**REQUEST**
From the listing below, extract each entry exactly as written, minus the images.

**EXERCISE MATERIALS**
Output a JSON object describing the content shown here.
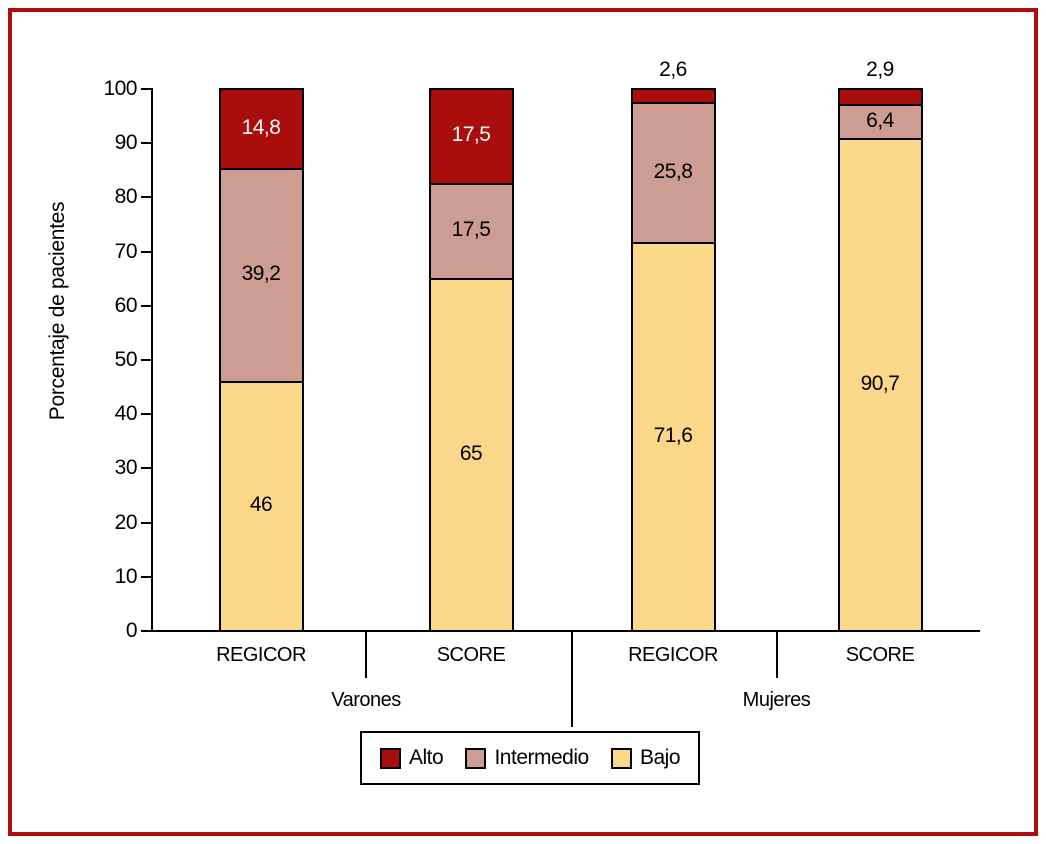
{
  "figure": {
    "frame_color": "#B00C0C",
    "background_color": "#FFFFFF"
  },
  "chart_data": {
    "type": "bar",
    "variant": "stacked-vertical",
    "title": "",
    "xlabel": "",
    "ylabel": "Porcentaje de pacientes",
    "ylim": [
      0,
      100
    ],
    "yticks": [
      0,
      10,
      20,
      30,
      40,
      50,
      60,
      70,
      80,
      90,
      100
    ],
    "grid": false,
    "decimal_separator": ",",
    "groups": [
      {
        "label": "Varones",
        "categories": [
          "REGICOR",
          "SCORE"
        ]
      },
      {
        "label": "Mujeres",
        "categories": [
          "REGICOR",
          "SCORE"
        ]
      }
    ],
    "categories": [
      "REGICOR",
      "SCORE",
      "REGICOR",
      "SCORE"
    ],
    "series": [
      {
        "name": "Bajo",
        "color": "#FBD78A",
        "label_color": "#000000",
        "values": [
          46,
          65,
          71.6,
          90.7
        ],
        "value_labels": [
          "46",
          "65",
          "71,6",
          "90,7"
        ]
      },
      {
        "name": "Intermedio",
        "color": "#CD9C93",
        "label_color": "#000000",
        "values": [
          39.2,
          17.5,
          25.8,
          6.4
        ],
        "value_labels": [
          "39,2",
          "17,5",
          "25,8",
          "6,4"
        ]
      },
      {
        "name": "Alto",
        "color": "#A90D0C",
        "label_color": "#FFFFFF",
        "values": [
          14.8,
          17.5,
          2.6,
          2.9
        ],
        "value_labels": [
          "14,8",
          "17,5",
          "2,6",
          "2,9"
        ]
      }
    ],
    "legend": {
      "position": "bottom",
      "entries": [
        "Alto",
        "Intermedio",
        "Bajo"
      ]
    }
  }
}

**SOLUTION FOR THIS EXERCISE**
Output a JSON object describing the content shown here.
{
  "figure": {
    "frame_color": "#B00C0C",
    "background_color": "#FFFFFF"
  },
  "chart_data": {
    "type": "bar",
    "variant": "stacked-vertical",
    "title": "",
    "xlabel": "",
    "ylabel": "Porcentaje de pacientes",
    "ylim": [
      0,
      100
    ],
    "yticks": [
      0,
      10,
      20,
      30,
      40,
      50,
      60,
      70,
      80,
      90,
      100
    ],
    "grid": false,
    "decimal_separator": ",",
    "groups": [
      {
        "label": "Varones",
        "categories": [
          "REGICOR",
          "SCORE"
        ]
      },
      {
        "label": "Mujeres",
        "categories": [
          "REGICOR",
          "SCORE"
        ]
      }
    ],
    "categories": [
      "REGICOR",
      "SCORE",
      "REGICOR",
      "SCORE"
    ],
    "series": [
      {
        "name": "Bajo",
        "color": "#FBD78A",
        "label_color": "#000000",
        "values": [
          46,
          65,
          71.6,
          90.7
        ],
        "value_labels": [
          "46",
          "65",
          "71,6",
          "90,7"
        ]
      },
      {
        "name": "Intermedio",
        "color": "#CD9C93",
        "label_color": "#000000",
        "values": [
          39.2,
          17.5,
          25.8,
          6.4
        ],
        "value_labels": [
          "39,2",
          "17,5",
          "25,8",
          "6,4"
        ]
      },
      {
        "name": "Alto",
        "color": "#A90D0C",
        "label_color": "#FFFFFF",
        "values": [
          14.8,
          17.5,
          2.6,
          2.9
        ],
        "value_labels": [
          "14,8",
          "17,5",
          "2,6",
          "2,9"
        ]
      }
    ],
    "legend": {
      "position": "bottom",
      "entries": [
        "Alto",
        "Intermedio",
        "Bajo"
      ]
    }
  }
}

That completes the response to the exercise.